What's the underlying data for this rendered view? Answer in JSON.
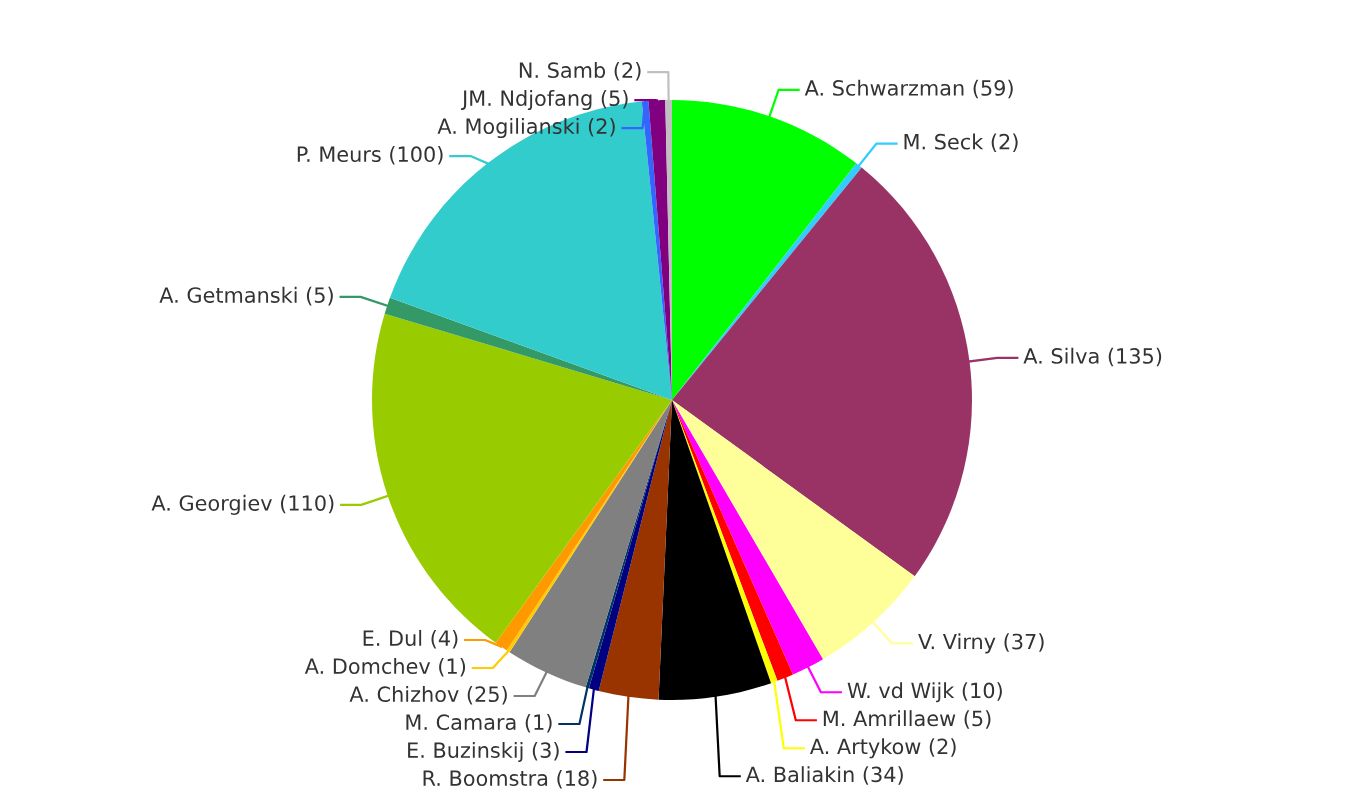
{
  "chart_data": {
    "type": "pie",
    "categories": [
      "A. Schwarzman (59)",
      "M. Seck (2)",
      "A. Silva (135)",
      "V. Virny (37)",
      "W. vd Wijk (10)",
      "M. Amrillaew (5)",
      "A. Artykow (2)",
      "A. Baliakin (34)",
      "R. Boomstra (18)",
      "E. Buzinskij (3)",
      "M. Camara (1)",
      "A. Chizhov (25)",
      "A. Domchev (1)",
      "E. Dul (4)",
      "A. Georgiev (110)",
      "A. Getmanski (5)",
      "P. Meurs (100)",
      "A. Mogilianski (2)",
      "JM. Ndjofang (5)",
      "N. Samb (2)"
    ],
    "values": [
      59,
      2,
      135,
      37,
      10,
      5,
      2,
      34,
      18,
      3,
      1,
      25,
      1,
      4,
      110,
      5,
      100,
      2,
      5,
      2
    ],
    "colors": [
      "#00ff00",
      "#33ccff",
      "#993366",
      "#ffff99",
      "#ff00ff",
      "#ff0000",
      "#ffff00",
      "#000000",
      "#993300",
      "#000080",
      "#003366",
      "#808080",
      "#ffcc00",
      "#ff9900",
      "#99cc00",
      "#339966",
      "#33cccc",
      "#3366ff",
      "#800080",
      "#c0c0c0"
    ]
  }
}
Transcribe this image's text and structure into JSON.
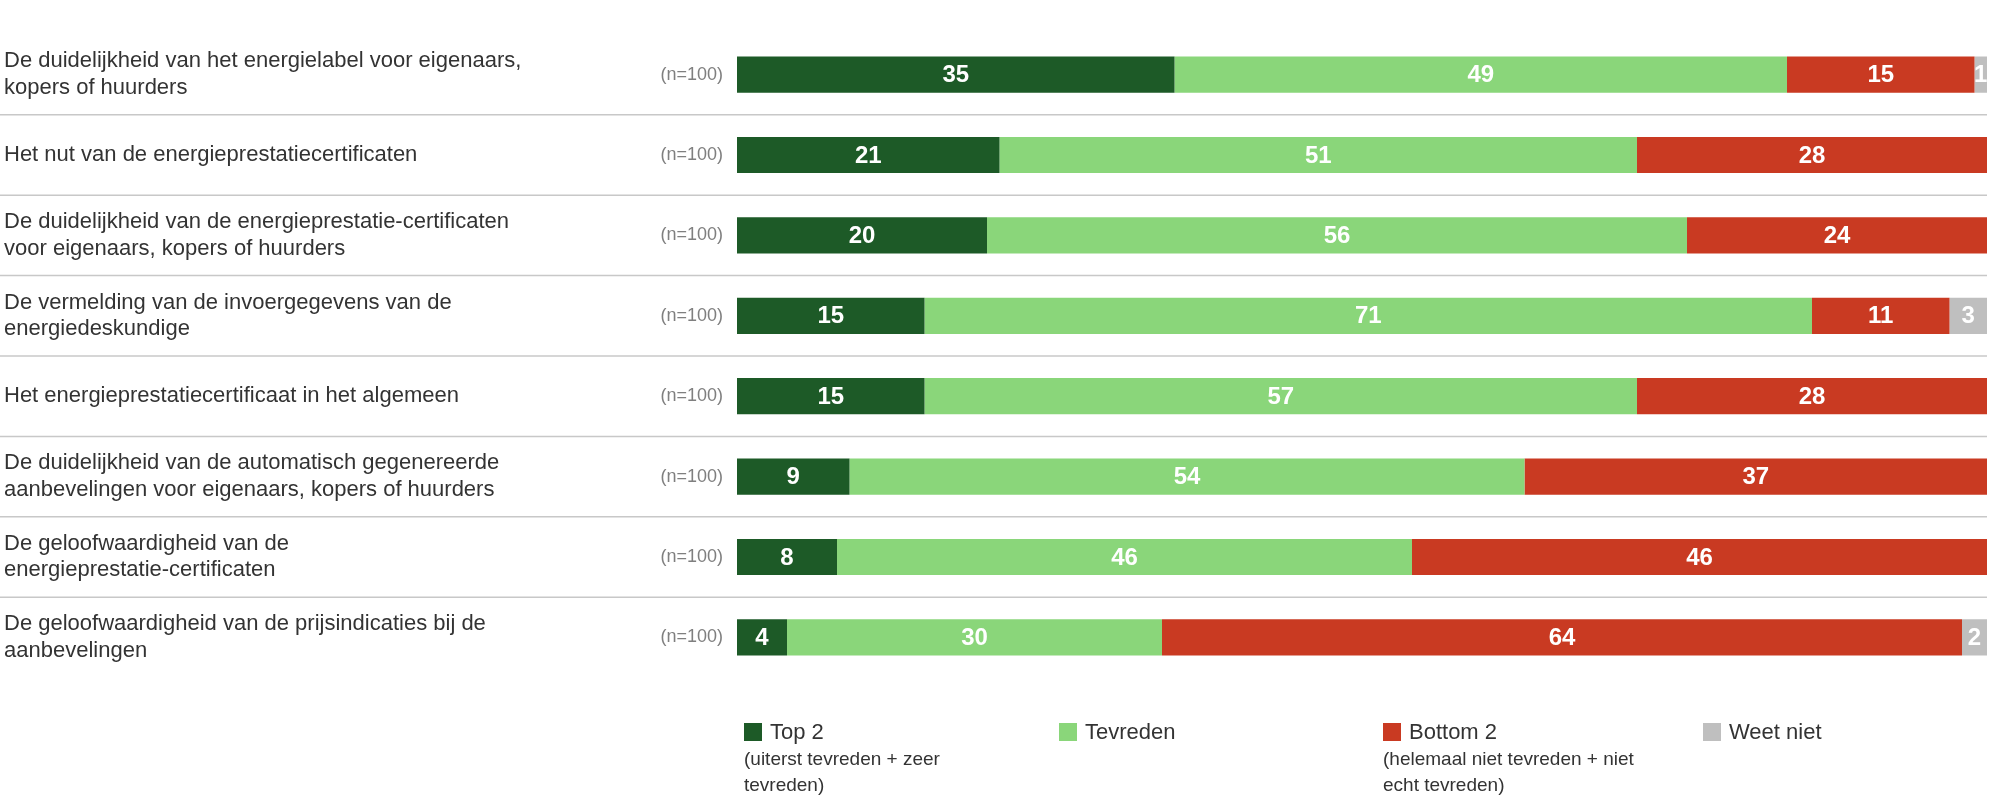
{
  "chart_data": {
    "type": "bar",
    "orientation": "horizontal",
    "stacked": true,
    "data_labels": true,
    "grid": "y",
    "legend": "bottom",
    "categories": [
      "De duidelijkheid van het energielabel voor eigenaars, kopers of huurders",
      "Het nut van de energieprestatiecertificaten",
      "De duidelijkheid van de energieprestatie-certificaten voor eigenaars, kopers of huurders",
      "De vermelding van de invoergegevens van de energiedeskundige",
      "Het energieprestatiecertificaat in het algemeen",
      "De duidelijkheid van de automatisch gegenereerde aanbevelingen voor eigenaars, kopers of huurders",
      "De geloofwaardigheid van de energieprestatie-certificaten",
      "De geloofwaardigheid van de prijsindicaties bij de aanbevelingen"
    ],
    "series": [
      {
        "name": "Top 2 (uiterst tevreden + zeer tevreden)",
        "color": "#1d5a27",
        "values": [
          35,
          21,
          20,
          15,
          15,
          9,
          8,
          4
        ]
      },
      {
        "name": "Tevreden",
        "color": "#8ad67a",
        "values": [
          49,
          51,
          56,
          71,
          57,
          54,
          46,
          30
        ]
      },
      {
        "name": "Bottom 2 (helemaal niet tevreden + niet echt tevreden)",
        "color": "#c93a22",
        "values": [
          15,
          28,
          24,
          11,
          28,
          37,
          46,
          64
        ]
      },
      {
        "name": "Weet niet",
        "color": "#bfbfbf",
        "values": [
          1,
          null,
          null,
          3,
          null,
          null,
          null,
          2
        ]
      }
    ],
    "annotations": [
      "(n=100)",
      "(n=100)",
      "(n=100)",
      "(n=100)",
      "(n=100)",
      "(n=100)",
      "(n=100)",
      "(n=100)"
    ]
  }
}
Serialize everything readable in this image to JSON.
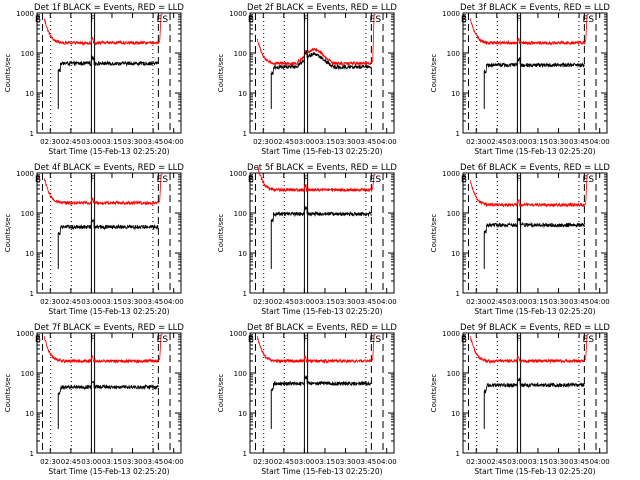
{
  "chart_data": [
    {
      "type": "line",
      "title": "Det 1f BLACK = Events, RED = LLD",
      "start": "02:25:20",
      "black": {
        "base": 55,
        "start_t": "02:36",
        "drop_t": "02:36"
      },
      "red": {
        "base": 180,
        "hump": 1.0
      },
      "annot": [
        "B",
        "F",
        "E",
        "S"
      ]
    },
    {
      "type": "line",
      "title": "Det 2f BLACK = Events, RED = LLD",
      "start": "02:25:20",
      "black": {
        "base": 45,
        "start_t": "02:36",
        "drop_t": "02:36"
      },
      "red": {
        "base": 55,
        "hump": 2.2
      },
      "annot": [
        "B",
        "F",
        "E",
        "S"
      ]
    },
    {
      "type": "line",
      "title": "Det 3f BLACK = Events, RED = LLD",
      "start": "02:25:20",
      "black": {
        "base": 50,
        "start_t": "02:36",
        "drop_t": "02:36"
      },
      "red": {
        "base": 180,
        "hump": 1.0
      },
      "annot": [
        "B",
        "F",
        "E",
        "S"
      ]
    },
    {
      "type": "line",
      "title": "Det 4f BLACK = Events, RED = LLD",
      "start": "02:25:20",
      "black": {
        "base": 45,
        "start_t": "02:36",
        "drop_t": "02:36"
      },
      "red": {
        "base": 180,
        "hump": 1.0
      },
      "annot": [
        "B",
        "F",
        "E",
        "S"
      ]
    },
    {
      "type": "line",
      "title": "Det 5f BLACK = Events, RED = LLD",
      "start": "02:25:20",
      "black": {
        "base": 95,
        "start_t": "02:36",
        "drop_t": "02:36"
      },
      "red": {
        "base": 380,
        "hump": 1.0
      },
      "annot": [
        "B",
        "F",
        "E",
        "S"
      ]
    },
    {
      "type": "line",
      "title": "Det 6f BLACK = Events, RED = LLD",
      "start": "02:25:20",
      "black": {
        "base": 50,
        "start_t": "02:36",
        "drop_t": "02:36"
      },
      "red": {
        "base": 160,
        "hump": 1.0
      },
      "annot": [
        "B",
        "F",
        "E",
        "S"
      ]
    },
    {
      "type": "line",
      "title": "Det 7f BLACK = Events, RED = LLD",
      "start": "02:25:20",
      "black": {
        "base": 45,
        "start_t": "02:36",
        "drop_t": "02:36"
      },
      "red": {
        "base": 200,
        "hump": 1.0
      },
      "annot": [
        "B",
        "F",
        "E",
        "S"
      ]
    },
    {
      "type": "line",
      "title": "Det 8f BLACK = Events, RED = LLD",
      "start": "02:25:20",
      "black": {
        "base": 55,
        "start_t": "02:36",
        "drop_t": "02:36"
      },
      "red": {
        "base": 200,
        "hump": 1.0
      },
      "annot": [
        "B",
        "F",
        "E",
        "S"
      ]
    },
    {
      "type": "line",
      "title": "Det 9f BLACK = Events, RED = LLD",
      "start": "02:25:20",
      "black": {
        "base": 50,
        "start_t": "02:36",
        "drop_t": "02:36"
      },
      "red": {
        "base": 200,
        "hump": 1.0
      },
      "annot": [
        "B",
        "F",
        "E",
        "S"
      ]
    }
  ],
  "common": {
    "ylabel": "Counts/sec",
    "xlabel": "Start Time (15-Feb-13 02:25:20)",
    "xticks": [
      "02:30",
      "02:45",
      "03:00",
      "03:15",
      "03:30",
      "03:45",
      "04:00"
    ],
    "yticks": [
      "1",
      "10",
      "100",
      "1000"
    ],
    "ylim": [
      1,
      1000
    ],
    "xlim_min": [
      -5,
      100
    ],
    "vlines_solid_min": [
      34.67,
      37.0
    ],
    "vlines_dotted_min": [
      5.0,
      20.0,
      79.5
    ],
    "vlines_dashed_min": [
      -1.0,
      83.5,
      92.0
    ],
    "colors": {
      "events": "#000000",
      "lld": "#ff0000",
      "axes": "#000000"
    }
  }
}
..............................
- [REQUEST]:
Every record gets retyped exactly; no picture goes into the copy.

- [WRITTEN SOLUTION]:
What's the underlying data for this rendered view? Answer in JSON.
{
  "chart_data": {
    "type": "pie",
    "categories": [
      "A. Schwarzman (59)",
      "M. Seck (2)",
      "A. Silva (135)",
      "V. Virny (37)",
      "W. vd Wijk (10)",
      "M. Amrillaew (5)",
      "A. Artykow (2)",
      "A. Baliakin (34)",
      "R. Boomstra (18)",
      "E. Buzinskij (3)",
      "M. Camara (1)",
      "A. Chizhov (25)",
      "A. Domchev (1)",
      "E. Dul (4)",
      "A. Georgiev (110)",
      "A. Getmanski (5)",
      "P. Meurs (100)",
      "A. Mogilianski (2)",
      "JM. Ndjofang (5)",
      "N. Samb (2)"
    ],
    "values": [
      59,
      2,
      135,
      37,
      10,
      5,
      2,
      34,
      18,
      3,
      1,
      25,
      1,
      4,
      110,
      5,
      100,
      2,
      5,
      2
    ],
    "colors": [
      "#00ff00",
      "#33ccff",
      "#993366",
      "#ffff99",
      "#ff00ff",
      "#ff0000",
      "#ffff00",
      "#000000",
      "#993300",
      "#000080",
      "#003366",
      "#808080",
      "#ffcc00",
      "#ff9900",
      "#99cc00",
      "#339966",
      "#33cccc",
      "#3366ff",
      "#800080",
      "#c0c0c0"
    ]
  }
}
Transcribe this image's text and structure into JSON.
{
  "chart_data": {
    "type": "bar",
    "orientation": "horizontal",
    "stacked": true,
    "data_labels": true,
    "grid": "y",
    "legend": "bottom",
    "categories": [
      "De duidelijkheid van het energielabel voor eigenaars, kopers of huurders",
      "Het nut van de energieprestatiecertificaten",
      "De duidelijkheid van de energieprestatie-certificaten voor eigenaars, kopers of huurders",
      "De vermelding van de invoergegevens van de energiedeskundige",
      "Het energieprestatiecertificaat in het algemeen",
      "De duidelijkheid van de automatisch gegenereerde aanbevelingen voor eigenaars, kopers of huurders",
      "De geloofwaardigheid van de energieprestatie-certificaten",
      "De geloofwaardigheid van de prijsindicaties bij de aanbevelingen"
    ],
    "series": [
      {
        "name": "Top 2 (uiterst tevreden + zeer tevreden)",
        "color": "#1d5a27",
        "values": [
          35,
          21,
          20,
          15,
          15,
          9,
          8,
          4
        ]
      },
      {
        "name": "Tevreden",
        "color": "#8ad67a",
        "values": [
          49,
          51,
          56,
          71,
          57,
          54,
          46,
          30
        ]
      },
      {
        "name": "Bottom 2 (helemaal niet tevreden + niet echt tevreden)",
        "color": "#c93a22",
        "values": [
          15,
          28,
          24,
          11,
          28,
          37,
          46,
          64
        ]
      },
      {
        "name": "Weet niet",
        "color": "#bfbfbf",
        "values": [
          1,
          null,
          null,
          3,
          null,
          null,
          null,
          2
        ]
      }
    ],
    "annotations": [
      "(n=100)",
      "(n=100)",
      "(n=100)",
      "(n=100)",
      "(n=100)",
      "(n=100)",
      "(n=100)",
      "(n=100)"
    ]
  }
}
Serialize everything readable in this image to JSON.
{
  "chart_data": [
    {
      "type": "line",
      "title": "Det 1f BLACK = Events, RED = LLD",
      "start": "02:25:20",
      "black": {
        "base": 55,
        "start_t": "02:36",
        "drop_t": "02:36"
      },
      "red": {
        "base": 180,
        "hump": 1.0
      },
      "annot": [
        "B",
        "F",
        "E",
        "S"
      ]
    },
    {
      "type": "line",
      "title": "Det 2f BLACK = Events, RED = LLD",
      "start": "02:25:20",
      "black": {
        "base": 45,
        "start_t": "02:36",
        "drop_t": "02:36"
      },
      "red": {
        "base": 55,
        "hump": 2.2
      },
      "annot": [
        "B",
        "F",
        "E",
        "S"
      ]
    },
    {
      "type": "line",
      "title": "Det 3f BLACK = Events, RED = LLD",
      "start": "02:25:20",
      "black": {
        "base": 50,
        "start_t": "02:36",
        "drop_t": "02:36"
      },
      "red": {
        "base": 180,
        "hump": 1.0
      },
      "annot": [
        "B",
        "F",
        "E",
        "S"
      ]
    },
    {
      "type": "line",
      "title": "Det 4f BLACK = Events, RED = LLD",
      "start": "02:25:20",
      "black": {
        "base": 45,
        "start_t": "02:36",
        "drop_t": "02:36"
      },
      "red": {
        "base": 180,
        "hump": 1.0
      },
      "annot": [
        "B",
        "F",
        "E",
        "S"
      ]
    },
    {
      "type": "line",
      "title": "Det 5f BLACK = Events, RED = LLD",
      "start": "02:25:20",
      "black": {
        "base": 95,
        "start_t": "02:36",
        "drop_t": "02:36"
      },
      "red": {
        "base": 380,
        "hump": 1.0
      },
      "annot": [
        "B",
        "F",
        "E",
        "S"
      ]
    },
    {
      "type": "line",
      "title": "Det 6f BLACK = Events, RED = LLD",
      "start": "02:25:20",
      "black": {
        "base": 50,
        "start_t": "02:36",
        "drop_t": "02:36"
      },
      "red": {
        "base": 160,
        "hump": 1.0
      },
      "annot": [
        "B",
        "F",
        "E",
        "S"
      ]
    },
    {
      "type": "line",
      "title": "Det 7f BLACK = Events, RED = LLD",
      "start": "02:25:20",
      "black": {
        "base": 45,
        "start_t": "02:36",
        "drop_t": "02:36"
      },
      "red": {
        "base": 200,
        "hump": 1.0
      },
      "annot": [
        "B",
        "F",
        "E",
        "S"
      ]
    },
    {
      "type": "line",
      "title": "Det 8f BLACK = Events, RED = LLD",
      "start": "02:25:20",
      "black": {
        "base": 55,
        "start_t": "02:36",
        "drop_t": "02:36"
      },
      "red": {
        "base": 200,
        "hump": 1.0
      },
      "annot": [
        "B",
        "F",
        "E",
        "S"
      ]
    },
    {
      "type": "line",
      "title": "Det 9f BLACK = Events, RED = LLD",
      "start": "02:25:20",
      "black": {
        "base": 50,
        "start_t": "02:36",
        "drop_t": "02:36"
      },
      "red": {
        "base": 200,
        "hump": 1.0
      },
      "annot": [
        "B",
        "F",
        "E",
        "S"
      ]
    }
  ],
  "common": {
    "ylabel": "Counts/sec",
    "xlabel": "Start Time (15-Feb-13 02:25:20)",
    "xticks": [
      "02:30",
      "02:45",
      "03:00",
      "03:15",
      "03:30",
      "03:45",
      "04:00"
    ],
    "yticks": [
      "1",
      "10",
      "100",
      "1000"
    ],
    "ylim": [
      1,
      1000
    ],
    "xlim_min": [
      -5,
      100
    ],
    "vlines_solid_min": [
      34.67,
      37.0
    ],
    "vlines_dotted_min": [
      5.0,
      20.0,
      79.5
    ],
    "vlines_dashed_min": [
      -1.0,
      83.5,
      92.0
    ],
    "colors": {
      "events": "#000000",
      "lld": "#ff0000",
      "axes": "#000000"
    }
  }
}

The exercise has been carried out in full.